— Pasaje mostrado —
-- -- --

El escritor ha de ser impúdico, no sólo
en la acepción lúdica que se le da al término (en ese aspecto ha de tener
cuidado con vanagloriarse de su falta de pudor), sino en cuanto a su mundo interior.
El mundo interior, ese abstracto que cada uno de nosotros construimos con
nuestras opiniones, emociones, recuerdos, juicios y prejuicios, es lo que el
escritor, sin ningún miramiento debe de poner en la hoja en blanco.
Y
ahí radica el problema, ahora sí que como dicen los gringos, ahí es donde la
caca le pega al ventilador. Por qué, porque nuestro mundo interior es, en
última instancia, lo único que poseemos, nuestro refugio y defensa contra el
mundo exterior, contra los demás.
Mostrar
aquello que rebulle dentro de nosotros, lo que somos, al fin, es abrir las
puertas de la ciudad sitiada, dejar al enemigo, los otros, entrar. Todos, al
menos quienes lean lo que escribamos, conocerán nuestros secretos, quedaremos sin
defensas. Esa es una de las razones por las que los malos escritores no se
atreven a abrir las puertas de la defensa, por la que siguen siendo pudorosos.
Somos
pudorosos porque tememos que se rían de nosotros, la forma más sencilla de
pudor, el temor a que nos vean desnudos, se deriva de la risa que nuestra
desnudez pueda causar, los otros ríen de nosotros mientras permanecemos
sin ropa, sin esa defensa que representa la ropa frente a ellos.

-- -- --

— Datos —
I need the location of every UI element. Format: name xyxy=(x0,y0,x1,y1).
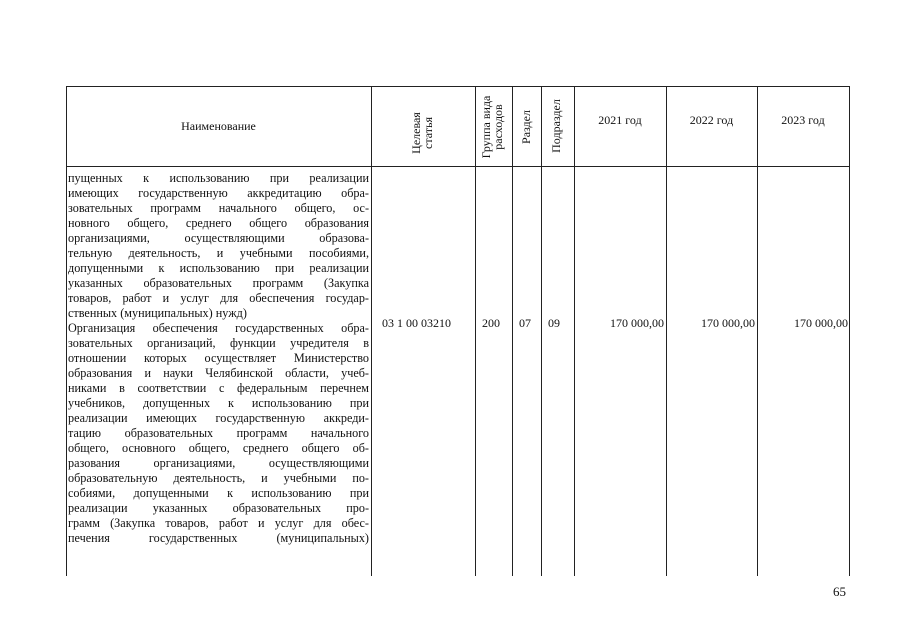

-- -- --

— Tareas —
1 > Resume en dos oraciones el texto sobre el pudor del escritor.
2 > Contesta estas preguntas sobre el texto sobre el pudor del escritor:
(a) ¿Con qué construye cada uno su mundo interior?
(b) ¿A qué equivale mostrar aquello que rebulle dentro de nosotros?
(c) ¿De qué se deriva el temor a que nos vean desnudos?
3 > Retoma el texto sobre el pudor del escritor después de su última oración y continúalo con un párrafo.

— Resultados esperados —
1 > El escritor debe poner sin miramientos en la hoja en blanco su mundo interior, aunque ese mundo sea lo único que poseemos y nuestra defensa contra los demás. Mostrarlo equivale a abrir las puertas de la ciudad sitiada y quedar sin defensas, por lo que los malos escritores siguen siendo pudorosos, y ese pudor nace del temor a que se rían de nosotros.

2 >
(a) Con sus opiniones, emociones, recuerdos, juicios y prejuicios.
(b) A abrir las puertas de la ciudad sitiada y dejar entrar al enemigo, los otros.
(c) De la risa que nuestra desnudez pueda causar.

3 >
Pero
la escritura, toda forma de arte verdadera, implica que el artista tome su mundo
interior y lo transforme, la actitud cambia, estás frente a los demás y ya no
te quedas desnudo por accidente, conoces tu cuerpo y sabes que lo puedes
mostrar. Desnudar tu alma —recurro a un lugar tan usado, pero que dado el
objetivo de lo que se quiere decir, funciona (¿por qué, si no, los lugares
comunes han llegado a serlo?)—, dejar tu espíritu en la obra, porque al fin,
sino es esa obra qué quedará de nosotros, nuestro mundo interior se irá cuando demos
el último respiro y de qué habrá servido todo ese universo propio que creamos
si no fuimos capaces de comunicarlo, de que alguien pudiera compartir lo que en
algún momento nos hizo sentir un atardecer de invierno en la casa paterna o ese
beso robado a los diecinueve años.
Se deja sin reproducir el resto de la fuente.